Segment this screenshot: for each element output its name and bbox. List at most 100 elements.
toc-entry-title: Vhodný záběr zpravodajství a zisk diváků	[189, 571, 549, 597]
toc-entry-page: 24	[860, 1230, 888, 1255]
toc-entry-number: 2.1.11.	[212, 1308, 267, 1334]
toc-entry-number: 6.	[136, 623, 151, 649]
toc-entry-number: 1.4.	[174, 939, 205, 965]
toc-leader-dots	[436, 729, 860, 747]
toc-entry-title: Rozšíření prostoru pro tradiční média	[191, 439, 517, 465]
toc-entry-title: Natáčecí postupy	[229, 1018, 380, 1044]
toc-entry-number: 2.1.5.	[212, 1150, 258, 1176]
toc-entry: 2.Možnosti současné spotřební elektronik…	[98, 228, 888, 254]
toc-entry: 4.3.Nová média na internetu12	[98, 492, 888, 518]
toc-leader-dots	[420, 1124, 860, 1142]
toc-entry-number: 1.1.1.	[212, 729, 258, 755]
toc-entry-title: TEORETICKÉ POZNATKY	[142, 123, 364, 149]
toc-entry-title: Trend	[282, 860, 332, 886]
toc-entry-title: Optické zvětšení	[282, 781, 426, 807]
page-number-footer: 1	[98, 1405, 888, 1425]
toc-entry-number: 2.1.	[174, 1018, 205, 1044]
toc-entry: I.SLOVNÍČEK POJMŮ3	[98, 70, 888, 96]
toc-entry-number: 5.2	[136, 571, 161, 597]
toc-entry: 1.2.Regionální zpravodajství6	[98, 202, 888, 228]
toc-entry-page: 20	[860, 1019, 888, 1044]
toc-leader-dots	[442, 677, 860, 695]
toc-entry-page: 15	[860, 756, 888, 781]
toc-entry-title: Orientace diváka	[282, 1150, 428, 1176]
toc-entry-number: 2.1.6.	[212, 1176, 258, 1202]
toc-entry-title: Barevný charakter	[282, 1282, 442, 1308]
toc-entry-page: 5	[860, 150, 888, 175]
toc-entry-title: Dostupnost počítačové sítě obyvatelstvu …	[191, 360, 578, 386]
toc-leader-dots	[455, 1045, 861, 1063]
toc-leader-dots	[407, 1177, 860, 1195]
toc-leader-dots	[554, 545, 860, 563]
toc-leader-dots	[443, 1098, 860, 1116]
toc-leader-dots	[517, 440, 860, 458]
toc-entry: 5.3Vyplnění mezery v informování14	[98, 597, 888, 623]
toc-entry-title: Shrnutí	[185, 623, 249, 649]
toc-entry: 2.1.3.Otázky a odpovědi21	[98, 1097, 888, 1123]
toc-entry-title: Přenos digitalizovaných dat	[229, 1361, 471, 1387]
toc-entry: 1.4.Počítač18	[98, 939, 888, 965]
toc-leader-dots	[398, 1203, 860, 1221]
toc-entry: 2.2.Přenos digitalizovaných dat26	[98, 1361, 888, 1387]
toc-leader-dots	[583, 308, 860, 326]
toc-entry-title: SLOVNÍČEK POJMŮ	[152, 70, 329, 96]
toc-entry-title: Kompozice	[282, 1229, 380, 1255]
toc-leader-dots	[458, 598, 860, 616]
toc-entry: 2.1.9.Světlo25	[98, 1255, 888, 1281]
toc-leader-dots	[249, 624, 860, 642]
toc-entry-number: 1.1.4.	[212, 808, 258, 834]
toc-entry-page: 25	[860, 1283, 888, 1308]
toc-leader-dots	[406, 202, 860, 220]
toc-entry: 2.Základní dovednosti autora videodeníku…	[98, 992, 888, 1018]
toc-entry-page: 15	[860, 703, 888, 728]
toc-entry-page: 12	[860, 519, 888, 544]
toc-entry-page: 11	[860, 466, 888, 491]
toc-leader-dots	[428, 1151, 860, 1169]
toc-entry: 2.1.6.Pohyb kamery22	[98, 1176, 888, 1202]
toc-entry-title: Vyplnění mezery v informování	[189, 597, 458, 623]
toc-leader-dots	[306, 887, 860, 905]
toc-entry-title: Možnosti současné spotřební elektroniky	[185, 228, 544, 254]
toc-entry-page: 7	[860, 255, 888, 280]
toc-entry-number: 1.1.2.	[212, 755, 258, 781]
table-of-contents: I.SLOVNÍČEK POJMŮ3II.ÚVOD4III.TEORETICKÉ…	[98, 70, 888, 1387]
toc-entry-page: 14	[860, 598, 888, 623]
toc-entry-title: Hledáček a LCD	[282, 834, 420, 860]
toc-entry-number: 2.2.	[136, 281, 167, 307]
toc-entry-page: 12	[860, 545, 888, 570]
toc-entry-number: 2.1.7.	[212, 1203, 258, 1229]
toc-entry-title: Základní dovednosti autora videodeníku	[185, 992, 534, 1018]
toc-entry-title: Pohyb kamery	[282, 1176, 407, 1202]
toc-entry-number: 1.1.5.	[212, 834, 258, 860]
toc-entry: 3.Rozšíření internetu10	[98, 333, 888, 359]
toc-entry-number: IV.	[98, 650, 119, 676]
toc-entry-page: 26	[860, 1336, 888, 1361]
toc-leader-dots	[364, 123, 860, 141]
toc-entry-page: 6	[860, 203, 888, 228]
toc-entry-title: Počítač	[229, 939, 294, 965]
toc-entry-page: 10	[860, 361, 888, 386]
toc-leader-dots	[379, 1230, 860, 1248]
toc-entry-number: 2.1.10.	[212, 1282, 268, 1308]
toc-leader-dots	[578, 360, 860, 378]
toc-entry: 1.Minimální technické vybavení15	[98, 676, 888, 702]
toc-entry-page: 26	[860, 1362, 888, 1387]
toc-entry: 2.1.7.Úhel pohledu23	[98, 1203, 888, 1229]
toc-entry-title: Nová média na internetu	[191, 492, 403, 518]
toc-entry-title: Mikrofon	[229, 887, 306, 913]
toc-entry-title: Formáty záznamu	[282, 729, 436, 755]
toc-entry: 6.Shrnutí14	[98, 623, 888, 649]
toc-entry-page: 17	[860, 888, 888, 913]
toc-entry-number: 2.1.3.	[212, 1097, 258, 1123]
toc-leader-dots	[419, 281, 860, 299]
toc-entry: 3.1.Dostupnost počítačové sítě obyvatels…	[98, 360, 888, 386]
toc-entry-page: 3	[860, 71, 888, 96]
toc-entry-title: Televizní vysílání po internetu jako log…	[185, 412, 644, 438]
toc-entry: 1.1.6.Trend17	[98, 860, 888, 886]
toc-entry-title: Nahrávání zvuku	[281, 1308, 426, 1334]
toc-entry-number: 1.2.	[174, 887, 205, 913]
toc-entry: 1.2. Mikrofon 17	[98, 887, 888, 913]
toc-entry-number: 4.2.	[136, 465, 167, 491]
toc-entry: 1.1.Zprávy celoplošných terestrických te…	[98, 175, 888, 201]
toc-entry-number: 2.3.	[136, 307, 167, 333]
##############################
# [Stated problem]
Turn each line of the records above into one string of a JSON list, and skip any blank lines.

# [Correct result]
[
  "Segment this screenshot: for each element output its name and bbox. List at most 100 elements.",
  "toc-entry-title: Vhodný záběr zpravodajství a zisk diváků\t[189, 571, 549, 597]",
  "toc-entry-page: 24\t[860, 1230, 888, 1255]",
  "toc-entry-number: 2.1.11.\t[212, 1308, 267, 1334]",
  "toc-entry-number: 6.\t[136, 623, 151, 649]",
  "toc-entry-number: 1.4.\t[174, 939, 205, 965]",
  "toc-leader-dots\t[436, 729, 860, 747]",
  "toc-entry-title: Rozšíření prostoru pro tradiční média\t[191, 439, 517, 465]",
  "toc-entry-title: Natáčecí postupy\t[229, 1018, 380, 1044]",
  "toc-entry-number: 2.1.5.\t[212, 1150, 258, 1176]",
  "toc-entry: 2.Možnosti současné spotřební elektronik…\t[98, 228, 888, 254]",
  "toc-entry: 4.3.Nová média na internetu12\t[98, 492, 888, 518]",
  "toc-leader-dots\t[420, 1124, 860, 1142]",
  "toc-entry-number: 1.1.1.\t[212, 729, 258, 755]",
  "toc-entry-title: TEORETICKÉ POZNATKY\t[142, 123, 364, 149]",
  "toc-entry-title: Trend\t[282, 860, 332, 886]",
  "toc-entry-title: Optické zvětšení\t[282, 781, 426, 807]",
  "page-number-footer: 1\t[98, 1405, 888, 1425]",
  "toc-entry-number: 2.1.\t[174, 1018, 205, 1044]",
  "toc-entry: I.SLOVNÍČEK POJMŮ3\t[98, 70, 888, 96]",
  "toc-entry-number: 5.2\t[136, 571, 161, 597]",
  "toc-entry: 1.2.Regionální zpravodajství6\t[98, 202, 888, 228]",
  "toc-entry-page: 20\t[860, 1019, 888, 1044]",
  "toc-leader-dots\t[442, 677, 860, 695]",
  "toc-entry-page: 15\t[860, 756, 888, 781]",
  "toc-entry-title: Orientace diváka\t[282, 1150, 428, 1176]",
  "toc-entry-number: 2.1.6.\t[212, 1176, 258, 1202]",
  "toc-entry-title: Barevný charakter\t[282, 1282, 442, 1308]",
  "toc-entry-page: 5\t[860, 150, 888, 175]",
  "toc-entry-title: Dostupnost počítačové sítě obyvatelstvu …\t[191, 360, 578, 386]",
  "toc-leader-dots\t[455, 1045, 861, 1063]",
  "toc-leader-dots\t[407, 1177, 860, 1195]",
  "toc-leader-dots\t[554, 545, 860, 563]",
  "toc-leader-dots\t[443, 1098, 860, 1116]",
  "toc-leader-dots\t[517, 440, 860, 458]",
  "toc-entry: 5.3Vyplnění mezery v informování14\t[98, 597, 888, 623]",
  "toc-entry-title: Shrnutí\t[185, 623, 249, 649]",
  "toc-entry: 2.1.3.Otázky a odpovědi21\t[98, 1097, 888, 1123]",
  "toc-entry-title: Přenos digitalizovaných dat\t[229, 1361, 471, 1387]",
  "toc-entry: 1.4.Počítač18\t[98, 939, 888, 965]",
  "toc-leader-dots\t[398, 1203, 860, 1221]",
  "toc-entry: 2.2.Přenos digitalizovaných dat26\t[98, 1361, 888, 1387]",
  "toc-leader-dots\t[583, 308, 860, 326]",
  "toc-entry-title: SLOVNÍČEK POJMŮ\t[152, 70, 329, 96]",
  "toc-entry-title: Kompozice\t[282, 1229, 380, 1255]",
  "toc-leader-dots\t[458, 598, 860, 616]",
  "toc-entry: 2.1.9.Světlo25\t[98, 1255, 888, 1281]",
  "toc-leader-dots\t[249, 624, 860, 642]",
  "toc-entry-number: 1.1.4.\t[212, 808, 258, 834]",
  "toc-entry-page: 25\t[860, 1283, 888, 1308]",
  "toc-leader-dots\t[406, 202, 860, 220]",
  "toc-entry: 2.Základní dovednosti autora videodeníku…\t[98, 992, 888, 1018]",
  "toc-entry-page: 15\t[860, 703, 888, 728]",
  "toc-entry-page: 12\t[860, 519, 888, 544]",
  "toc-entry-page: 11\t[860, 466, 888, 491]",
  "toc-leader-dots\t[428, 1151, 860, 1169]",
  "toc-entry: 2.1.6.Pohyb kamery22\t[98, 1176, 888, 1202]",
  "toc-entry-title: Vyplnění mezery v informování\t[189, 597, 458, 623]",
  "toc-leader-dots\t[306, 887, 860, 905]",
  "toc-entry-title: Možnosti současné spotřební elektroniky\t[185, 228, 544, 254]",
  "toc-entry-page: 7\t[860, 255, 888, 280]",
  "toc-entry-number: 1.1.2.\t[212, 755, 258, 781]",
  "table-of-contents: I.SLOVNÍČEK POJMŮ3II.ÚVOD4III.TEORETICKÉ…\t[98, 70, 888, 1387]",
  "toc-entry-page: 14\t[860, 598, 888, 623]",
  "toc-entry-title: Hledáček a LCD\t[282, 834, 420, 860]",
  "toc-entry-number: 2.2.\t[136, 281, 167, 307]",
  "toc-entry-page: 12\t[860, 545, 888, 570]",
  "toc-entry-number: 2.1.7.\t[212, 1203, 258, 1229]",
  "toc-entry-title: Základní dovednosti autora videodeníku\t[185, 992, 534, 1018]",
  "toc-entry-title: Pohyb kamery\t[282, 1176, 407, 1202]",
  "toc-entry-number: 1.1.5.\t[212, 834, 258, 860]",
  "toc-entry: 3.Rozšíření internetu10\t[98, 333, 888, 359]",
  "toc-entry-number: IV.\t[98, 650, 119, 676]",
  "toc-entry-page: 26\t[860, 1336, 888, 1361]",
  "toc-leader-dots\t[364, 123, 860, 141]",
  "toc-entry-page: 6\t[860, 203, 888, 228]",
  "toc-entry-title: Počítač\t[229, 939, 294, 965]",
  "toc-entry-page: 10\t[860, 361, 888, 386]",
  "toc-leader-dots\t[379, 1230, 860, 1248]",
  "toc-entry-number: 2.1.10.\t[212, 1282, 268, 1308]",
  "toc-leader-dots\t[578, 360, 860, 378]",
  "toc-entry: 1.Minimální technické vybavení15\t[98, 676, 888, 702]",
  "toc-entry-page: 26\t[860, 1362, 888, 1387]",
  "toc-entry: 2.1.7.Úhel pohledu23\t[98, 1203, 888, 1229]",
  "toc-entry-title: Nová média na internetu\t[191, 492, 403, 518]",
  "toc-entry-title: Mikrofon\t[229, 887, 306, 913]",
  "toc-entry-title: Formáty záznamu\t[282, 729, 436, 755]",
  "toc-entry: 6.Shrnutí14\t[98, 623, 888, 649]",
  "toc-entry-page: 17\t[860, 888, 888, 913]",
  "toc-entry-number: 2.1.3.\t[212, 1097, 258, 1123]",
  "toc-leader-dots\t[419, 281, 860, 299]",
  "toc-entry: 3.1.Dostupnost počítačové sítě obyvatels…\t[98, 360, 888, 386]",
  "toc-entry-page: 3\t[860, 71, 888, 96]",
  "toc-entry-title: Televizní vysílání po internetu jako log…\t[185, 412, 644, 438]",
  "toc-entry: 1.1.6.Trend17\t[98, 860, 888, 886]",
  "toc-entry-title: Nahrávání zvuku\t[281, 1308, 426, 1334]",
  "toc-entry-number: 1.2.\t[174, 887, 205, 913]",
  "toc-entry: 1.2. Mikrofon 17\t[98, 887, 888, 913]",
  "toc-entry-number: 4.2.\t[136, 465, 167, 491]",
  "toc-entry: 1.1.Zprávy celoplošných terestrických te…\t[98, 175, 888, 201]",
  "toc-entry-number: 2.3.\t[136, 307, 167, 333]"
]